**Given information**
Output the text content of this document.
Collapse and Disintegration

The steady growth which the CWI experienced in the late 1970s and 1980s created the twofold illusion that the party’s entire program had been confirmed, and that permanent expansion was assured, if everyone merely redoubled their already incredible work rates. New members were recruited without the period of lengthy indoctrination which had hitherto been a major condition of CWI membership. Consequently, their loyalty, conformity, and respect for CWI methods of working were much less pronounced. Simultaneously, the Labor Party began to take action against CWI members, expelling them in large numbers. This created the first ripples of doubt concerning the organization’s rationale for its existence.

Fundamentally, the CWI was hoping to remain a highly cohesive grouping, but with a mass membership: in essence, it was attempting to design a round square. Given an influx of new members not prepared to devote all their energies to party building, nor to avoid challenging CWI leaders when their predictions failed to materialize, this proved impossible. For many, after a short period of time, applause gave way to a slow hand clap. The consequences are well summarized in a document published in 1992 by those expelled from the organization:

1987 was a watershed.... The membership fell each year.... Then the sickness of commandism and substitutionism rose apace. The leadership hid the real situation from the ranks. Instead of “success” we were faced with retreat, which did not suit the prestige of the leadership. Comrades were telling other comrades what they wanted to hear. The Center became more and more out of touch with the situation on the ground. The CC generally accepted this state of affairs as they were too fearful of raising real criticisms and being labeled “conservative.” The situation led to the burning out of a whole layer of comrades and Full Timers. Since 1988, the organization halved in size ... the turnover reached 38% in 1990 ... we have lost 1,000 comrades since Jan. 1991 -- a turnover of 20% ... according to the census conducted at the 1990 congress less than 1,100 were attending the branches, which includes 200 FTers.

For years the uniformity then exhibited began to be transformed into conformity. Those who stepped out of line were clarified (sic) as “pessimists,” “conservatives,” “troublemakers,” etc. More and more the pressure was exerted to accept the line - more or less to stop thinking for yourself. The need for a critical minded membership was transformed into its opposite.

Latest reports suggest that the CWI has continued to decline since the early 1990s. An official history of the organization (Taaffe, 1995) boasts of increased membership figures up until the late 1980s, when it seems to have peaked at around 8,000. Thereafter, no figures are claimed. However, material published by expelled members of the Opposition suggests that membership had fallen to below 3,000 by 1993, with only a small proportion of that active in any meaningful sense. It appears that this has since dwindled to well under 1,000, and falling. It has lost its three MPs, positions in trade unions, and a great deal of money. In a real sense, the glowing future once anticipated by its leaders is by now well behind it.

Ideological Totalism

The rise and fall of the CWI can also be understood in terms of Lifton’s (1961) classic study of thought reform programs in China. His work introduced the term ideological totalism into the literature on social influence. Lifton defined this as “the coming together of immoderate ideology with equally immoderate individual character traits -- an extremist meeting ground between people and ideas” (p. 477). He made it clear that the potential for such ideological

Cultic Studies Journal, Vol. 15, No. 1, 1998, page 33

* * *

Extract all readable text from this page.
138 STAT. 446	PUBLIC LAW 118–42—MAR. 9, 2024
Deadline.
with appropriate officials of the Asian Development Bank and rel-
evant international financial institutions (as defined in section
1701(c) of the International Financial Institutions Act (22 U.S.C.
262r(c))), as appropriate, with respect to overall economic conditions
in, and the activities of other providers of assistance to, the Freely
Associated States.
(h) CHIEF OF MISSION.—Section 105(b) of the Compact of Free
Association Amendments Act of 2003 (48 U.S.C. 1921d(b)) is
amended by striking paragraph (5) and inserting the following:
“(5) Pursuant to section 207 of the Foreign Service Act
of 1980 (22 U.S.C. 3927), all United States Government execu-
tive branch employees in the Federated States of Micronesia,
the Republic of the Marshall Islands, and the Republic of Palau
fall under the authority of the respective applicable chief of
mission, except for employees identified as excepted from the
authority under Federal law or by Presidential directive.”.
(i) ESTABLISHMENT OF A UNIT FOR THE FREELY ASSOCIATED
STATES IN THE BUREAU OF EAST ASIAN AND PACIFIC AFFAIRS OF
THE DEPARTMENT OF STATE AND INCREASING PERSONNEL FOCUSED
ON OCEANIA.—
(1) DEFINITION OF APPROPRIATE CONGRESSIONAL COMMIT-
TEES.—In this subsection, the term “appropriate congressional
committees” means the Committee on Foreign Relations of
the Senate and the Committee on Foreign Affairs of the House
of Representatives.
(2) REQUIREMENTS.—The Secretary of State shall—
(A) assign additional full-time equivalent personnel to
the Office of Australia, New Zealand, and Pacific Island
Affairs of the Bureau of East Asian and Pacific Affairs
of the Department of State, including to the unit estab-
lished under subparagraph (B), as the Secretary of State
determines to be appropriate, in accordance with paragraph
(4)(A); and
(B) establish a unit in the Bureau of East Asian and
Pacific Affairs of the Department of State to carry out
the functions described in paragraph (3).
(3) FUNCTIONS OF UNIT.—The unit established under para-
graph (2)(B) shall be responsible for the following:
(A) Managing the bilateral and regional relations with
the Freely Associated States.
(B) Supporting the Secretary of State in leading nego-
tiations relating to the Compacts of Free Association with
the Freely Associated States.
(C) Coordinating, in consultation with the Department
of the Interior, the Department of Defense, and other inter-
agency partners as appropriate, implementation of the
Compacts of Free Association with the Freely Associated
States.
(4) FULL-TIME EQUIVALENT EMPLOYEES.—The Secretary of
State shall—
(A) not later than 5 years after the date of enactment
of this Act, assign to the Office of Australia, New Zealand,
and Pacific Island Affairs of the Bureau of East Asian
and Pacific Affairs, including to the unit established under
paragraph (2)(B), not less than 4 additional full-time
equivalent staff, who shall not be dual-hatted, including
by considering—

**What is being asked**
From the records above, pick out and copy each line holding the word "established".

**Exercise response**
(3) FUNCTIONS OF UNIT.—The unit established under para-
and Pacific Affairs, including to the unit established under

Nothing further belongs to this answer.